In the material below, count the lines with the word "this" and state that number only.

----- Material to process

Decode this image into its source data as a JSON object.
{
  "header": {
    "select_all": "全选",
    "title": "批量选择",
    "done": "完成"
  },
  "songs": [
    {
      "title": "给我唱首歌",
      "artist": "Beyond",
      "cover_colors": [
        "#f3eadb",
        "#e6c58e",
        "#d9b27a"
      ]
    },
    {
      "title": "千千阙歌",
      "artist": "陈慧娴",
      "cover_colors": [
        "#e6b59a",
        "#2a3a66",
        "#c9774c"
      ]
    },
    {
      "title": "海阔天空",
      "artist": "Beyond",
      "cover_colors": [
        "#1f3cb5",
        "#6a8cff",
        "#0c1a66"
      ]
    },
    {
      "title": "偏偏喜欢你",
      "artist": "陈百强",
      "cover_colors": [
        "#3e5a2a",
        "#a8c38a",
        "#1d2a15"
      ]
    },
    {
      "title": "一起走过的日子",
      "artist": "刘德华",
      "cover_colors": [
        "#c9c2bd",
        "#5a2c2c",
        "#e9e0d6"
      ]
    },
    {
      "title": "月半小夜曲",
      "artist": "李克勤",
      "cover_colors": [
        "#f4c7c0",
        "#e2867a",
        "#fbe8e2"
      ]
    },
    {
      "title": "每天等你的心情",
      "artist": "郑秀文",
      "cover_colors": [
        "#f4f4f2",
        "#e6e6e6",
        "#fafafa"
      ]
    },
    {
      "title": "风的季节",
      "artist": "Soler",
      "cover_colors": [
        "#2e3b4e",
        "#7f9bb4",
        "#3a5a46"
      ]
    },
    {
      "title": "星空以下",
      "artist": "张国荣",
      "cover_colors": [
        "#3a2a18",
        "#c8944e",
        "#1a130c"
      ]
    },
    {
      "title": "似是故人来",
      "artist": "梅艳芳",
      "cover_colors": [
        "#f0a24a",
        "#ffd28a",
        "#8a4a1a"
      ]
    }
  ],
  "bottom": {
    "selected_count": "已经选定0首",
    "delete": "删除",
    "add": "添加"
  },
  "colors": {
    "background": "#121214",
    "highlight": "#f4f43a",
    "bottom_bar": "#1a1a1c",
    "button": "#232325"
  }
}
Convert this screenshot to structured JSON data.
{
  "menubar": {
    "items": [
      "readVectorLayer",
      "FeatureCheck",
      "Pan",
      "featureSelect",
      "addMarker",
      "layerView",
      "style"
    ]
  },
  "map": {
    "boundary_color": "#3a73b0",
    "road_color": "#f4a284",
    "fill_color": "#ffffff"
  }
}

----------

**Response:** 2